_Directions for this task_
Across all the lines below, how many contain the string "Expression"? Please reply with the number only.
** begin Supplied entries **
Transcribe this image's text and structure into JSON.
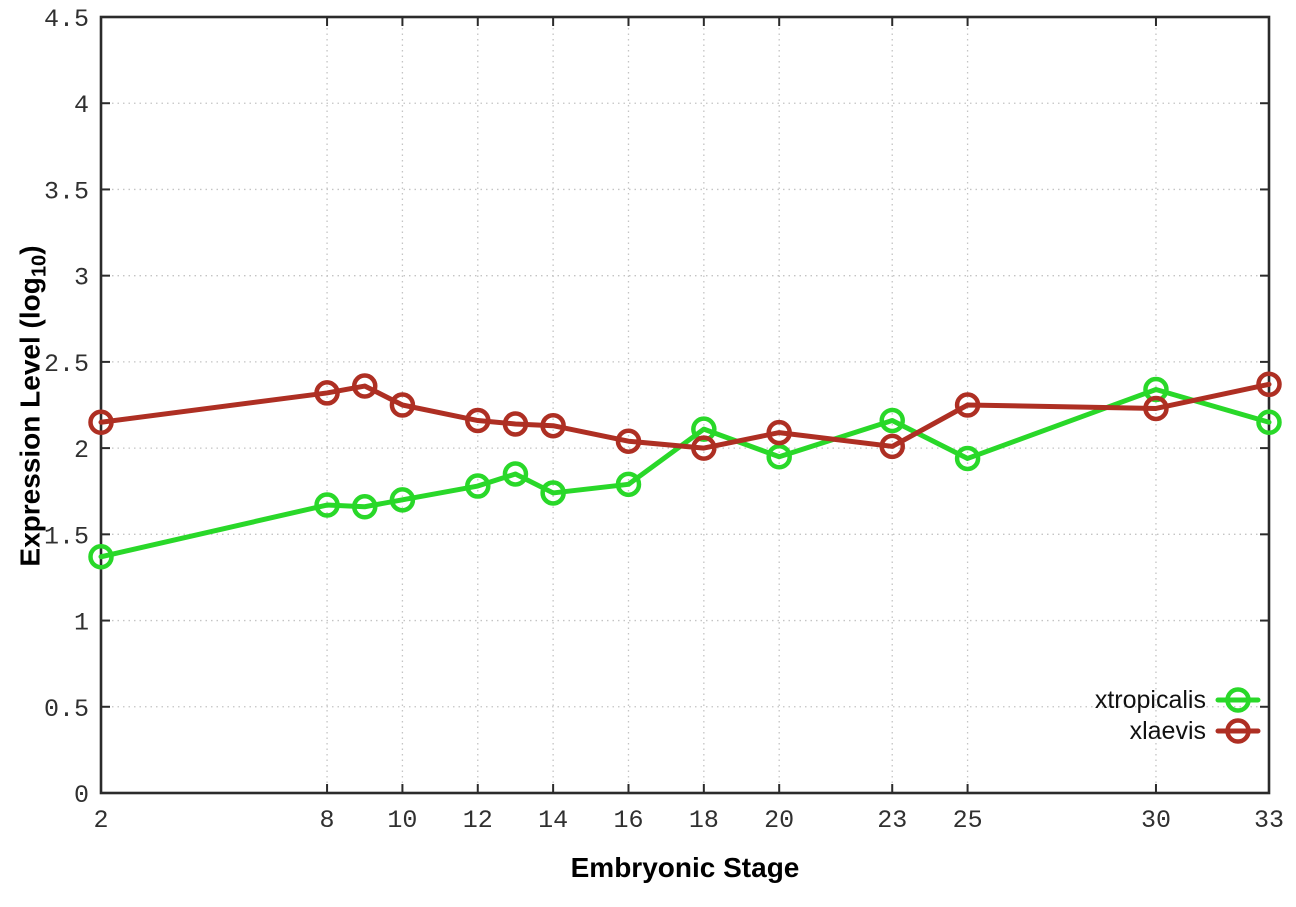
{
  "chart_data": {
    "type": "line",
    "title": "",
    "xlabel": "Embryonic Stage",
    "ylabel": "Expression Level (log10)",
    "ylabel_parts": {
      "prefix": "Expression Level (log",
      "sub": "10",
      "suffix": ")"
    },
    "xlim": [
      2,
      33
    ],
    "ylim": [
      0,
      4.5
    ],
    "grid": true,
    "legend_position": "bottom-right",
    "x": [
      2,
      8,
      9,
      10,
      12,
      13,
      14,
      16,
      18,
      20,
      23,
      25,
      30,
      33
    ],
    "xticks": [
      2,
      8,
      10,
      12,
      14,
      16,
      18,
      20,
      23,
      25,
      30,
      33
    ],
    "xtick_labels": [
      "2",
      "8",
      "10",
      "12",
      "14",
      "16",
      "18",
      "20",
      "23",
      "25",
      "30",
      "33"
    ],
    "yticks": [
      0,
      0.5,
      1,
      1.5,
      2,
      2.5,
      3,
      3.5,
      4,
      4.5
    ],
    "ytick_labels": [
      "0",
      "0.5",
      "1",
      "1.5",
      "2",
      "2.5",
      "3",
      "3.5",
      "4",
      "4.5"
    ],
    "series": [
      {
        "name": "xtropicalis",
        "color": "#29d829",
        "marker": "open-circle",
        "values": [
          1.37,
          1.67,
          1.66,
          1.7,
          1.78,
          1.85,
          1.74,
          1.79,
          2.11,
          1.95,
          2.16,
          1.94,
          2.34,
          2.15
        ]
      },
      {
        "name": "xlaevis",
        "color": "#ae2f23",
        "marker": "open-circle",
        "values": [
          2.15,
          2.32,
          2.36,
          2.25,
          2.16,
          2.14,
          2.13,
          2.04,
          2.0,
          2.09,
          2.01,
          2.25,
          2.23,
          2.37
        ]
      }
    ],
    "colors": {
      "background": "#ffffff",
      "axis": "#2b2b2b",
      "grid": "#c4c4c4",
      "tick_label": "#303030"
    }
  }
}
** end Supplied entries **
_Exercise output_
2